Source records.
[start]

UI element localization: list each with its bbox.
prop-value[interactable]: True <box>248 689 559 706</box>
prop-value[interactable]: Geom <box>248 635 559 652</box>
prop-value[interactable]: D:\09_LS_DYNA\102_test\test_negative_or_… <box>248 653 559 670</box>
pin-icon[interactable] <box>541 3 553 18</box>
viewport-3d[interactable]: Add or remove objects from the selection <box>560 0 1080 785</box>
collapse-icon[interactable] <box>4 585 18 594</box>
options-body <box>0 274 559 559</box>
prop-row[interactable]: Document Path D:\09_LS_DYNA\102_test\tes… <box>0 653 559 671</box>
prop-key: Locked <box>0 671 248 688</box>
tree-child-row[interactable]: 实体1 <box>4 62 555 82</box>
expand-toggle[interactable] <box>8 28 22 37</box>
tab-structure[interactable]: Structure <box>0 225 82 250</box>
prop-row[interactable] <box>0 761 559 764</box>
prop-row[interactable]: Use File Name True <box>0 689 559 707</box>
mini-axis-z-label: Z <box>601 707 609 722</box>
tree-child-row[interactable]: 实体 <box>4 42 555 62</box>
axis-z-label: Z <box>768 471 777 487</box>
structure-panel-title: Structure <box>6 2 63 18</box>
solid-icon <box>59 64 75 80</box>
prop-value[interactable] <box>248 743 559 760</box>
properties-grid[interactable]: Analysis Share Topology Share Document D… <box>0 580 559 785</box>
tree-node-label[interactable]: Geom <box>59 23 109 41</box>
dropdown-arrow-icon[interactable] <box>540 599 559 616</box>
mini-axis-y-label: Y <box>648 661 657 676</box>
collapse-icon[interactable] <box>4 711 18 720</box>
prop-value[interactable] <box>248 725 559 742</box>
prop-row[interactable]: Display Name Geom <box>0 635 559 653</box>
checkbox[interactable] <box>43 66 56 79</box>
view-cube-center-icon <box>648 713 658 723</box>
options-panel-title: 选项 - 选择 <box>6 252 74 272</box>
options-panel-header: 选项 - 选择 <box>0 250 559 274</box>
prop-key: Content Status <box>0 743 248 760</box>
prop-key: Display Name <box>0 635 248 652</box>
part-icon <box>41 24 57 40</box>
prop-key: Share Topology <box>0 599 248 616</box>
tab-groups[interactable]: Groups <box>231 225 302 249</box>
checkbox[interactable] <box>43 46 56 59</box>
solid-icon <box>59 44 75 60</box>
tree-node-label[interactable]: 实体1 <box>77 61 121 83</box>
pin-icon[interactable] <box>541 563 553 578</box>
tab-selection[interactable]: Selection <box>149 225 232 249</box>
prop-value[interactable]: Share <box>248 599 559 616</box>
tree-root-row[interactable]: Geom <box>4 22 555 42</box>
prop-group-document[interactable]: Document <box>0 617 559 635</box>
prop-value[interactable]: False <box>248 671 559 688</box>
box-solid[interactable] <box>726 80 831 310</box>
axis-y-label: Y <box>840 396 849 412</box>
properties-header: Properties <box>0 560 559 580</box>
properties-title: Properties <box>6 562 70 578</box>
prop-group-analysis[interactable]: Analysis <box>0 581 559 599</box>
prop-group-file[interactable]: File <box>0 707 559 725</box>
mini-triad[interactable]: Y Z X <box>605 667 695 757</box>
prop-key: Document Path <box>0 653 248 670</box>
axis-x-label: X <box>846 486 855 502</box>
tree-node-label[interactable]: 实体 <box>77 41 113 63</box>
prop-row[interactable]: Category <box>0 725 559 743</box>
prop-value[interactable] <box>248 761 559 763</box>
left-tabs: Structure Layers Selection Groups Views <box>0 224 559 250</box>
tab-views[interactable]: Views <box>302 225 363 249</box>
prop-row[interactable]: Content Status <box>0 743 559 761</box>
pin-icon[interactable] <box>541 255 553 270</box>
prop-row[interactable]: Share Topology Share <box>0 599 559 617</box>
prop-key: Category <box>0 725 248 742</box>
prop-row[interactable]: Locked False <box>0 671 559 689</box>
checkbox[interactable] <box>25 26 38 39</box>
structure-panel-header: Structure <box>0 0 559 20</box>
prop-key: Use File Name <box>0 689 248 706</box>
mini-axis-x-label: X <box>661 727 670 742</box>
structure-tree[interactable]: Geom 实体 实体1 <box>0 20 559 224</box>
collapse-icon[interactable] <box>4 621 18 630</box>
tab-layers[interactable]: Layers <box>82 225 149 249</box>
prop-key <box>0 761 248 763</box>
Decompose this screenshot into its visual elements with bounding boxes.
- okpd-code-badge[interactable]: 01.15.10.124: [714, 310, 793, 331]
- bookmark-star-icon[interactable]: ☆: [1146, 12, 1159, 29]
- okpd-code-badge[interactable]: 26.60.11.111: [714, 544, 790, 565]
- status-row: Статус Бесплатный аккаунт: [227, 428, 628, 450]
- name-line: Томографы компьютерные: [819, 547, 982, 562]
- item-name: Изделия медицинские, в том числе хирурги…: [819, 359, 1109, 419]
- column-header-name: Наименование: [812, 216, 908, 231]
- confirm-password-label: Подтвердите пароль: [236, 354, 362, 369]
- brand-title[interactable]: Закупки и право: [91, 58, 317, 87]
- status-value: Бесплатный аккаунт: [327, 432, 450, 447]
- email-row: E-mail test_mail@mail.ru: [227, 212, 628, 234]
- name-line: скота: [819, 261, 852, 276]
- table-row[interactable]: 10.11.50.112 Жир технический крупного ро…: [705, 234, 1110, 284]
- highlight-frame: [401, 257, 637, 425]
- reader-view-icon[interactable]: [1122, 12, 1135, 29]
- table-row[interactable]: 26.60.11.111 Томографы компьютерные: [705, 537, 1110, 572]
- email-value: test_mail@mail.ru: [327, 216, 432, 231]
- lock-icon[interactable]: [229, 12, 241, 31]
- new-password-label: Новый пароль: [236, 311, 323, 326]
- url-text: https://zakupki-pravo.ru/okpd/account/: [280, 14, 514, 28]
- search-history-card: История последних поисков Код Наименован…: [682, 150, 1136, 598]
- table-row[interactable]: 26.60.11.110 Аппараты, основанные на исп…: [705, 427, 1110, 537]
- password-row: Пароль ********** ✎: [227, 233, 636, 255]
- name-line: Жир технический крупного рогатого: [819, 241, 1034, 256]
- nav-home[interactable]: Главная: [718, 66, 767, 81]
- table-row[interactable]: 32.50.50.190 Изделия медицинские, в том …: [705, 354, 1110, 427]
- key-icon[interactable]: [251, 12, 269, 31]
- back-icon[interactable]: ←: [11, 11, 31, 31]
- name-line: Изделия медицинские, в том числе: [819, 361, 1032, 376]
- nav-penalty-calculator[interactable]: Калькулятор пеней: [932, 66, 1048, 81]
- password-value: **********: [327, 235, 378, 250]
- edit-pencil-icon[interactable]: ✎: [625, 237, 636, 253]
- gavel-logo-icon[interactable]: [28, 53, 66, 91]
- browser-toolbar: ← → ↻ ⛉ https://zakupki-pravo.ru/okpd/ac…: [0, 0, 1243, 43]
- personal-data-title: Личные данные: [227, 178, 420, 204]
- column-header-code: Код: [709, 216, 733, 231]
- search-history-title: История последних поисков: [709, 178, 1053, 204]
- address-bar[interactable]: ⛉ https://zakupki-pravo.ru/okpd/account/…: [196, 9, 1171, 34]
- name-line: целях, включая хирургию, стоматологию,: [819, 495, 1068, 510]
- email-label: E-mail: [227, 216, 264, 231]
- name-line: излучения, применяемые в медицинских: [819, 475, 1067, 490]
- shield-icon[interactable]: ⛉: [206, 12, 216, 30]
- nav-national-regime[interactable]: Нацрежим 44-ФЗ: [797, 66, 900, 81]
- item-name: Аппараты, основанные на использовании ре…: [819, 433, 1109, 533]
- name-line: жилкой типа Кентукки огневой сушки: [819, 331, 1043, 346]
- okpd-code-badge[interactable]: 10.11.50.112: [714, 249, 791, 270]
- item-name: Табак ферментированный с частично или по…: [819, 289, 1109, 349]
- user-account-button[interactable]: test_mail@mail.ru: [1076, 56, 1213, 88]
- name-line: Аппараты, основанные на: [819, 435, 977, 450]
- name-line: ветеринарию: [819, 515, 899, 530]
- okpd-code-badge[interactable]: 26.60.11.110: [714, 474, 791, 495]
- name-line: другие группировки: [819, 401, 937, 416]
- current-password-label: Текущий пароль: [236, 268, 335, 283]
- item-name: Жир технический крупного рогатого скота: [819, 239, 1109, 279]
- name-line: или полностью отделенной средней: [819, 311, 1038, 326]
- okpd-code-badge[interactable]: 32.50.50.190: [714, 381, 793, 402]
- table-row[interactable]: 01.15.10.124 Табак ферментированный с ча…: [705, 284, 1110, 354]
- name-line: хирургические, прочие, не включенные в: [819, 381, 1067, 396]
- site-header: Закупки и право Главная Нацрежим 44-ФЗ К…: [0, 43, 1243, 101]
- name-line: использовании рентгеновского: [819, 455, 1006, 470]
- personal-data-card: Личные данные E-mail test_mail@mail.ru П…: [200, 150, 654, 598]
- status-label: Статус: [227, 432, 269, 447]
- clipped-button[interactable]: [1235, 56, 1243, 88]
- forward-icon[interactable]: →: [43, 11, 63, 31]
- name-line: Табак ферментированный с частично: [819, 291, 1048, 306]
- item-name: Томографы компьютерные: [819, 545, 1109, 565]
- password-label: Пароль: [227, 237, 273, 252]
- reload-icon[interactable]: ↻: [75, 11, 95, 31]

[end]

INSTRUCTIONS FOR THE TASK. Copy out the lines of the records word for word, beginning with the very first line and ending with the line that contains "pin-icon[interactable] <box>541 3". Include that final line as well.

SOLUTION BELOW.
UI element localization: list each with its bbox.
prop-value[interactable]: True <box>248 689 559 706</box>
prop-value[interactable]: Geom <box>248 635 559 652</box>
prop-value[interactable]: D:\09_LS_DYNA\102_test\test_negative_or_… <box>248 653 559 670</box>
pin-icon[interactable] <box>541 3 553 18</box>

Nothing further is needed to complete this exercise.